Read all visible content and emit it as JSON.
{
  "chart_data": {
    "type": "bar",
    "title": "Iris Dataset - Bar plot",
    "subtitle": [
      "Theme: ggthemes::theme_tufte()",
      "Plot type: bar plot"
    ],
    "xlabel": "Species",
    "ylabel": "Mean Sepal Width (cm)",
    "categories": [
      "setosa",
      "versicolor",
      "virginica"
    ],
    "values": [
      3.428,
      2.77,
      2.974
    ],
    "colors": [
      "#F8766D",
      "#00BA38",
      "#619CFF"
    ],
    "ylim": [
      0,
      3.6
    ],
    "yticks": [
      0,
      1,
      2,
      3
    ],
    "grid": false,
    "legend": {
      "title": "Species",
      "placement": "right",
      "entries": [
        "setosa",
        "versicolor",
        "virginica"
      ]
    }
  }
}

* [SHORT TASK]
Return all of the above records exactly, leaving no line out.

* [FINISHED EXERCISE]
Read all visible content and emit it as JSON.
{
  "chart_data": {
    "type": "bar",
    "title": "Iris Dataset - Bar plot",
    "subtitle": [
      "Theme: ggthemes::theme_tufte()",
      "Plot type: bar plot"
    ],
    "xlabel": "Species",
    "ylabel": "Mean Sepal Width (cm)",
    "categories": [
      "setosa",
      "versicolor",
      "virginica"
    ],
    "values": [
      3.428,
      2.77,
      2.974
    ],
    "colors": [
      "#F8766D",
      "#00BA38",
      "#619CFF"
    ],
    "ylim": [
      0,
      3.6
    ],
    "yticks": [
      0,
      1,
      2,
      3
    ],
    "grid": false,
    "legend": {
      "title": "Species",
      "placement": "right",
      "entries": [
        "setosa",
        "versicolor",
        "virginica"
      ]
    }
  }
}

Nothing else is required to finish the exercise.